YOUR INSTRUCTIONS:
Can you reproduce the data beneath, keeping every line exact?

DATA SHOWN:
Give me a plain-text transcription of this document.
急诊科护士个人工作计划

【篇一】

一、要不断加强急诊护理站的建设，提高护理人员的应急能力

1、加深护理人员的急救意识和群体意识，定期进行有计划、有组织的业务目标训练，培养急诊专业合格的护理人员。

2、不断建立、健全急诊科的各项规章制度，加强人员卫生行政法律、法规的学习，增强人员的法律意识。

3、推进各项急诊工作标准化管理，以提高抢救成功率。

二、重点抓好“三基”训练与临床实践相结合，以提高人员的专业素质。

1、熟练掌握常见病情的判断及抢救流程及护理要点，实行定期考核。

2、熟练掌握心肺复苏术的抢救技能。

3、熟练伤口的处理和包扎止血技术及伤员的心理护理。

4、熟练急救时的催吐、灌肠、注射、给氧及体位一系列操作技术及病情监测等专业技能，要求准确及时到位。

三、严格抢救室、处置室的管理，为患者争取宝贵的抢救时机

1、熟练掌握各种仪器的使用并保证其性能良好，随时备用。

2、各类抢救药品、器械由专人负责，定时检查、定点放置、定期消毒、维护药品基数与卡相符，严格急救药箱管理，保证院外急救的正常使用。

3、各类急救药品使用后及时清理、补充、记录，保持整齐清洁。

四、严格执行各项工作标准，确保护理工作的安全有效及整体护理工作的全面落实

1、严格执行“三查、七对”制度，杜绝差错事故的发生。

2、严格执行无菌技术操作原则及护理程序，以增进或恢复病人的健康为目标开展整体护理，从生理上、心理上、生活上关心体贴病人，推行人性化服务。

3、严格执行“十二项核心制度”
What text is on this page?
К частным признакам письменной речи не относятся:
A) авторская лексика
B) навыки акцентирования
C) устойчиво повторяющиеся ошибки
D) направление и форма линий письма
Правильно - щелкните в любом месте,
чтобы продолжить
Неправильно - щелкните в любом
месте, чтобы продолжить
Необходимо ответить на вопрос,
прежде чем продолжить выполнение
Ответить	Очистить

REPLY:
Give me a plain-text transcription of this document.
急诊科护士个人工作计划

【篇一】

一、要不断加强急诊护理站的建设，提高护理人员的应急能力

1、加深护理人员的急救意识和群体意识，定期进行有计划、有组织的业务目标训练，培养急诊专业合格的护理人员。

2、不断建立、健全急诊科的各项规章制度，加强人员卫生行政法律、法规的学习，增强人员的法律意识。

3、推进各项急诊工作标准化管理，以提高抢救成功率。

二、重点抓好“三基”训练与临床实践相结合，以提高人员的专业素质。

1、熟练掌握常见病情的判断及抢救流程及护理要点，实行定期考核。

2、熟练掌握心肺复苏术的抢救技能。

3、熟练伤口的处理和包扎止血技术及伤员的心理护理。

4、熟练急救时的催吐、灌肠、注射、给氧及体位一系列操作技术及病情监测等专业技能，要求准确及时到位。

三、严格抢救室、处置室的管理，为患者争取宝贵的抢救时机

1、熟练掌握各种仪器的使用并保证其性能良好，随时备用。

2、各类抢救药品、器械由专人负责，定时检查、定点放置、定期消毒、维护药品基数与卡相符，严格急救药箱管理，保证院外急救的正常使用。

3、各类急救药品使用后及时清理、补充、记录，保持整齐清洁。

四、严格执行各项工作标准，确保护理工作的安全有效及整体护理工作的全面落实

1、严格执行“三查、七对”制度，杜绝差错事故的发生。

2、严格执行无菌技术操作原则及护理程序，以增进或恢复病人的健康为目标开展整体护理，从生理上、心理上、生活上关心体贴病人，推行人性化服务。

3、严格执行“十二项核心制度”
What text is on this page?
К частным признакам письменной речи не относятся:
A) авторская лексика
B) навыки акцентирования
C) устойчиво повторяющиеся ошибки
D) направление и форма линий письма
Правильно - щелкните в любом месте,
чтобы продолжить
Неправильно - щелкните в любом
месте, чтобы продолжить
Необходимо ответить на вопрос,
прежде чем продолжить выполнение
Ответить	Очистить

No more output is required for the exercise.